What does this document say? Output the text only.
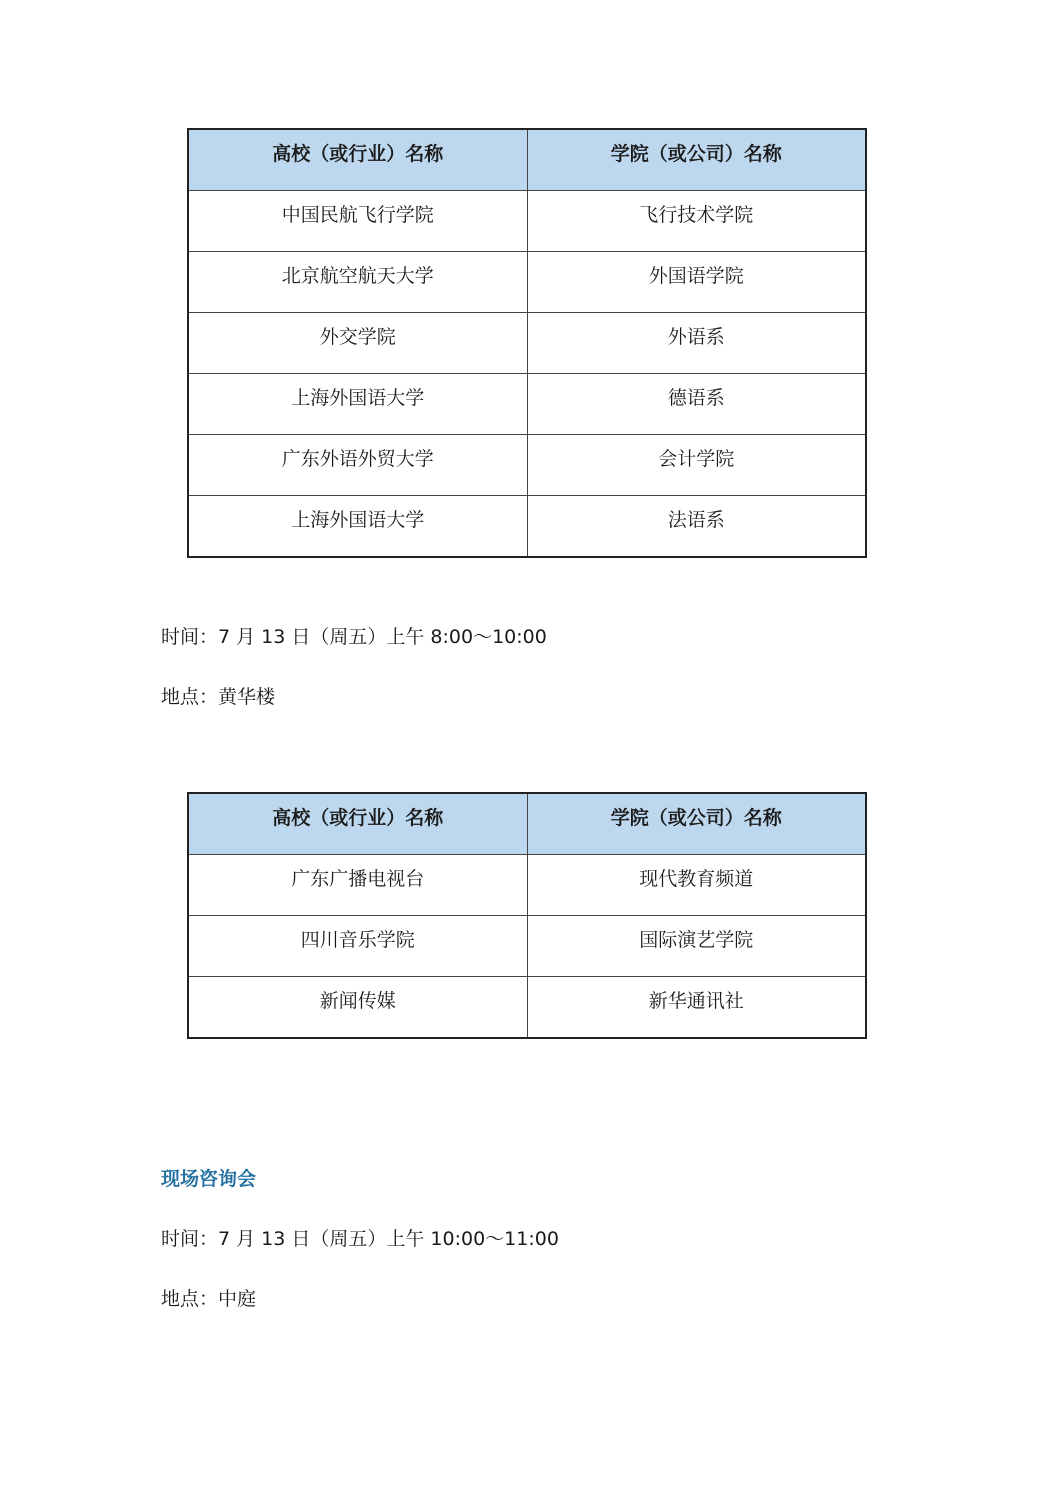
高校（或行业）名称	学院（或公司）名称
中国民航飞行学院	飞行技术学院
北京航空航天大学	外国语学院
外交学院	外语系
上海外国语大学	德语系
广东外语外贸大学	会计学院
上海外国语大学	法语系
时间：7 月 13 日（周五）上午 8:00～10:00
地点：黄华楼
高校（或行业）名称	学院（或公司）名称
广东广播电视台	现代教育频道
四川音乐学院	国际演艺学院
新闻传媒	新华通讯社
现场咨询会
时间：7 月 13 日（周五）上午 10:00～11:00
地点：中庭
—————
_To do_
Every record must be copied exactly, with images dropped from the result.

_Answer to this task_
What does this document say? Output the text only.
高校（或行业）名称	学院（或公司）名称
中国民航飞行学院	飞行技术学院
北京航空航天大学	外国语学院
外交学院	外语系
上海外国语大学	德语系
广东外语外贸大学	会计学院
上海外国语大学	法语系
时间：7 月 13 日（周五）上午 8:00～10:00
地点：黄华楼
高校（或行业）名称	学院（或公司）名称
广东广播电视台	现代教育频道
四川音乐学院	国际演艺学院
新闻传媒	新华通讯社
现场咨询会
时间：7 月 13 日（周五）上午 10:00～11:00
地点：中庭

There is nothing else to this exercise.